[Data items]
..............................
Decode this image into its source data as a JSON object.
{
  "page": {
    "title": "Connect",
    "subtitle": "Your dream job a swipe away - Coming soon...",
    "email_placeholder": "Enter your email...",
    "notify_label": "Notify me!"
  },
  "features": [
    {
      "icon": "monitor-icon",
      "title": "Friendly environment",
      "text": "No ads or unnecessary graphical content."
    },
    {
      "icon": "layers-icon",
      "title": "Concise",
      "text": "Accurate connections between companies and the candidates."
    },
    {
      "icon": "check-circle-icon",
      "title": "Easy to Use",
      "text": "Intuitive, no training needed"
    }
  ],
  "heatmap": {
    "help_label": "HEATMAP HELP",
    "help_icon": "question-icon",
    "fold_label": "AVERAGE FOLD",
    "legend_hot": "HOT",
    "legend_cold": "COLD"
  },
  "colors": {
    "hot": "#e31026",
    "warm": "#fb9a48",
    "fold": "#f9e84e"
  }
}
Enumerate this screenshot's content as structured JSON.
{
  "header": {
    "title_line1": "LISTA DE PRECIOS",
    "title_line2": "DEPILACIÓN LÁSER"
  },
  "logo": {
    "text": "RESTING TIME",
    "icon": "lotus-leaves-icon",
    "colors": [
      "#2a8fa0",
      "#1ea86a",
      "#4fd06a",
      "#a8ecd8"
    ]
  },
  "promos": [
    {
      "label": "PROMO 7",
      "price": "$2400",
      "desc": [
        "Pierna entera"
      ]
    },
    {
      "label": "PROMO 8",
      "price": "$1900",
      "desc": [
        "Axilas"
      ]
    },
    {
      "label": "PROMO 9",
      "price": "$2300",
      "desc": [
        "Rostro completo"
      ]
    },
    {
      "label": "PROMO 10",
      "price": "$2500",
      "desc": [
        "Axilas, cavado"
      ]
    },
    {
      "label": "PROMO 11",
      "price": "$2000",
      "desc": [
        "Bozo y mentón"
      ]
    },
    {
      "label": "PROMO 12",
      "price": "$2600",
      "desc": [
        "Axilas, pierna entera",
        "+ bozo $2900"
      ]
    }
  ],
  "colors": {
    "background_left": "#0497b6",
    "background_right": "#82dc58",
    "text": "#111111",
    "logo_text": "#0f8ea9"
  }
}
..............................
- WRITTEN PROBLEM: Provide only the count of lines in the data above that include the string "price".

- RESULT OF THIS TASK: 6